# What to work on
Print the lines from the beginning of the data entries up to and including the line with "- logout-link[interactable]: LOGGA", reproducing each character unchanged.

[Data entries]

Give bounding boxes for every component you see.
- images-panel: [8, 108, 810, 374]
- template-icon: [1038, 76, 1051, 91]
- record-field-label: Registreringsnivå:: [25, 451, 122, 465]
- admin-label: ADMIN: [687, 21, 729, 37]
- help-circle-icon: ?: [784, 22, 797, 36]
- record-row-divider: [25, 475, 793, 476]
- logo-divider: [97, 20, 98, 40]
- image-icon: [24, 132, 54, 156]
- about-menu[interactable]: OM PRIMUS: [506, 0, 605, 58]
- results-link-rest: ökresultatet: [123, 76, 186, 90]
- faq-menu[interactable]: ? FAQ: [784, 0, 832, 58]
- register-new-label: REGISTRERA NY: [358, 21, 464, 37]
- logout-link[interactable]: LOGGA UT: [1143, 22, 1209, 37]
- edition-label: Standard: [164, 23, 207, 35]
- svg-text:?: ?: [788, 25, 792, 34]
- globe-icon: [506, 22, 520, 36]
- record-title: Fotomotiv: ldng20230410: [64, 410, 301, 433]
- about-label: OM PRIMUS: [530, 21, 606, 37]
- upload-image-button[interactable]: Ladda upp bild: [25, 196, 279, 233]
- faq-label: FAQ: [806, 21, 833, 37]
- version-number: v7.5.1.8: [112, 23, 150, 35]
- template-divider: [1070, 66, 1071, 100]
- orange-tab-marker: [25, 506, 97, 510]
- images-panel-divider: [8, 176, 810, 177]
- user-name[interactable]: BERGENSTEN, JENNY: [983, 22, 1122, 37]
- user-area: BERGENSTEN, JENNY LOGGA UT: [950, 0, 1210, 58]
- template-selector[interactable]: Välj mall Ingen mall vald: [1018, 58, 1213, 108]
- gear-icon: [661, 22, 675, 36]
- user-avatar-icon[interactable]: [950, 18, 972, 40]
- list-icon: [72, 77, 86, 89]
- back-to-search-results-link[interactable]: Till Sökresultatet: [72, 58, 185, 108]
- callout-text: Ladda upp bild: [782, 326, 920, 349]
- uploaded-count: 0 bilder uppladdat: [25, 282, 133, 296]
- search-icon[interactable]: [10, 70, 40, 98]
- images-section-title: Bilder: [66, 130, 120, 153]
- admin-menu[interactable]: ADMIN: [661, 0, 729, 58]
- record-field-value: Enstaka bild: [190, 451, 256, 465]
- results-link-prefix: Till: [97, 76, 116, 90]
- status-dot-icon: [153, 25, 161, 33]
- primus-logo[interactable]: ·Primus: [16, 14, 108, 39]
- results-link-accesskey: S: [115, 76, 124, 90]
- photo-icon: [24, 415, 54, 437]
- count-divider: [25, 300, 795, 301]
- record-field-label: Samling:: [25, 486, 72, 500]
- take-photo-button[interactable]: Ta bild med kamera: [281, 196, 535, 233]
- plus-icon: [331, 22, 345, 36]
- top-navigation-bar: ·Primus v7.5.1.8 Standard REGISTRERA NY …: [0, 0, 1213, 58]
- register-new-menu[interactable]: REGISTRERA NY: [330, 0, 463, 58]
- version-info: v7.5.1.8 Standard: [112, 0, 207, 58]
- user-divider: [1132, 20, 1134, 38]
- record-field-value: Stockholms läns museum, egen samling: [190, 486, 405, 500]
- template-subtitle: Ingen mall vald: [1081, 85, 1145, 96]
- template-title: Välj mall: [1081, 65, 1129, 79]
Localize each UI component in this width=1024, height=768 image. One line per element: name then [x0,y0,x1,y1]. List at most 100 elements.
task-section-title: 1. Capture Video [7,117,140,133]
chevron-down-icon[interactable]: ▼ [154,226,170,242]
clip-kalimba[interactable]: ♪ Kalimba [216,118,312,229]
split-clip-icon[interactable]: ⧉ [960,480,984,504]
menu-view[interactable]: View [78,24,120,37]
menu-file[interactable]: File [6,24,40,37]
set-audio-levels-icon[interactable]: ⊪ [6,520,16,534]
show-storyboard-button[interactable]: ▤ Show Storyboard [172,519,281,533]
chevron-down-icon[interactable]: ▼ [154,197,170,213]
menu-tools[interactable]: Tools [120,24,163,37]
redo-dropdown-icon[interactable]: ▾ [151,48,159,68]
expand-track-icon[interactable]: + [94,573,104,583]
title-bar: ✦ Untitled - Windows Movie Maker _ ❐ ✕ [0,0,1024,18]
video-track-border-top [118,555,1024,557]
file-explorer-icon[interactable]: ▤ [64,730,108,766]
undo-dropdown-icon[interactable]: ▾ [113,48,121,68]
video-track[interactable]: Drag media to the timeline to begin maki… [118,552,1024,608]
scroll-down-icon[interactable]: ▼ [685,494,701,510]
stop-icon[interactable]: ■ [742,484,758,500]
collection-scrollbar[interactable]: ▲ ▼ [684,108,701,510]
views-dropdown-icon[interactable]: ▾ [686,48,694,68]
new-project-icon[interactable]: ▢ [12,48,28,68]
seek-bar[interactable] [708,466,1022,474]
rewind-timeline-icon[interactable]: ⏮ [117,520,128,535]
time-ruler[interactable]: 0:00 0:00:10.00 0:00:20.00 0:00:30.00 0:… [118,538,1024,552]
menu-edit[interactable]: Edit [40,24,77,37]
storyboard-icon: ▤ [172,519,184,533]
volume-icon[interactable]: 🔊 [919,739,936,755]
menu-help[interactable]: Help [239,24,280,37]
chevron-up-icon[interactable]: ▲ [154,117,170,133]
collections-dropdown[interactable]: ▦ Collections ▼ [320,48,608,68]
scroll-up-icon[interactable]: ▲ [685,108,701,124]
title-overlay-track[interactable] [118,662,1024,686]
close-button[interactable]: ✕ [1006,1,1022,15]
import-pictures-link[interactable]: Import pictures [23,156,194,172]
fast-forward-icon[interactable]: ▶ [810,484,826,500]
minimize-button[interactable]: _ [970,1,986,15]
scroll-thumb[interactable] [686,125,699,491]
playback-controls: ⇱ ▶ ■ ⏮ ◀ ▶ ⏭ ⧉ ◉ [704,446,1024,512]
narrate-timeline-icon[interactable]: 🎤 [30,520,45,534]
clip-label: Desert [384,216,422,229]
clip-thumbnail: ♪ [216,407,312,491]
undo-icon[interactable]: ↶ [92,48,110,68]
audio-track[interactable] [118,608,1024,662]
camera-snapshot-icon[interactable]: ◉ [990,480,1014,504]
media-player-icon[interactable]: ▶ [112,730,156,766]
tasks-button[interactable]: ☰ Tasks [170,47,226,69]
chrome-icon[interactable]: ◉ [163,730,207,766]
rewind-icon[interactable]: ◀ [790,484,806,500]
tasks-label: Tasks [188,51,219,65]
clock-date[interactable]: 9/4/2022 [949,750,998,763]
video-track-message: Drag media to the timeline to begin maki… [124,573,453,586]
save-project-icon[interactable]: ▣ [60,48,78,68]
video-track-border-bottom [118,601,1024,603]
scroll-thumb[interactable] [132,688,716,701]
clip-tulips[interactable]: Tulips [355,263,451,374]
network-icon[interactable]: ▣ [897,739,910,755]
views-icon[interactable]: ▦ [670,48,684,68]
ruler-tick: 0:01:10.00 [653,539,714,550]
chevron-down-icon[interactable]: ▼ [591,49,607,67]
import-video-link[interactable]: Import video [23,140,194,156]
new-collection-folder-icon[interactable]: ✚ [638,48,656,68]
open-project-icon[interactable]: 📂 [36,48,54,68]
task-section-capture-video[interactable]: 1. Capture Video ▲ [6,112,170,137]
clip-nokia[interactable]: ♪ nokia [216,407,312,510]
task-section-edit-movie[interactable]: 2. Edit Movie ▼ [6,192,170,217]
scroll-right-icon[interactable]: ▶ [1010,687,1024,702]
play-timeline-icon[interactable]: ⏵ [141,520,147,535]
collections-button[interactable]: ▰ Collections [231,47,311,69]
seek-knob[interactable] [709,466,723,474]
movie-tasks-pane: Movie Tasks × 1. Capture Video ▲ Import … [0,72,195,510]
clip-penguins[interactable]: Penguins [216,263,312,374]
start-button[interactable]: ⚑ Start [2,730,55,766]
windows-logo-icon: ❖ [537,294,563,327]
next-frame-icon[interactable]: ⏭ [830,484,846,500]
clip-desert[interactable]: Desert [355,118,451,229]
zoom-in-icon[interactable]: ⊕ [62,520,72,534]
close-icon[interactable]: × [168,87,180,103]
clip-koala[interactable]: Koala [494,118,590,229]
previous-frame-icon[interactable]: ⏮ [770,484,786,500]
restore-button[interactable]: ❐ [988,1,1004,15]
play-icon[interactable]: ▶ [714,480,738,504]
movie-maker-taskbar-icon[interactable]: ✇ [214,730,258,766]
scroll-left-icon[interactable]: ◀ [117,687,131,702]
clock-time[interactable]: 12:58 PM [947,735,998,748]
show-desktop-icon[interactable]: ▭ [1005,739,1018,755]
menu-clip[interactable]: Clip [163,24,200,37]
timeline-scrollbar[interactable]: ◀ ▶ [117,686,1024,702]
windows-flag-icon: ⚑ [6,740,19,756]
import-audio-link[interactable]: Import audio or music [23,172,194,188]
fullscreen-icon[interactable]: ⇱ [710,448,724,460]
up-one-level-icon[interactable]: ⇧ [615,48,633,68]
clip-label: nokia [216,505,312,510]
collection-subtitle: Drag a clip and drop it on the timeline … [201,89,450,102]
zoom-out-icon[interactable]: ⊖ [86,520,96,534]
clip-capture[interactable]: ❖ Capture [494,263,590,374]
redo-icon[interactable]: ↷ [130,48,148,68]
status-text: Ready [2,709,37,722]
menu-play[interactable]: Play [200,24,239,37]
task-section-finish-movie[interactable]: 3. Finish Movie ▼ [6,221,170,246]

# Solution for this exercise
Give bounding boxes for every component you see.
- images-panel: [8, 108, 810, 374]
- template-icon: [1038, 76, 1051, 91]
- record-field-label: Registreringsnivå:: [25, 451, 122, 465]
- admin-label: ADMIN: [687, 21, 729, 37]
- help-circle-icon: ?: [784, 22, 797, 36]
- record-row-divider: [25, 475, 793, 476]
- logo-divider: [97, 20, 98, 40]
- image-icon: [24, 132, 54, 156]
- about-menu[interactable]: OM PRIMUS: [506, 0, 605, 58]
- results-link-rest: ökresultatet: [123, 76, 186, 90]
- faq-menu[interactable]: ? FAQ: [784, 0, 832, 58]
- register-new-label: REGISTRERA NY: [358, 21, 464, 37]
- logout-link[interactable]: LOGGA UT: [1143, 22, 1209, 37]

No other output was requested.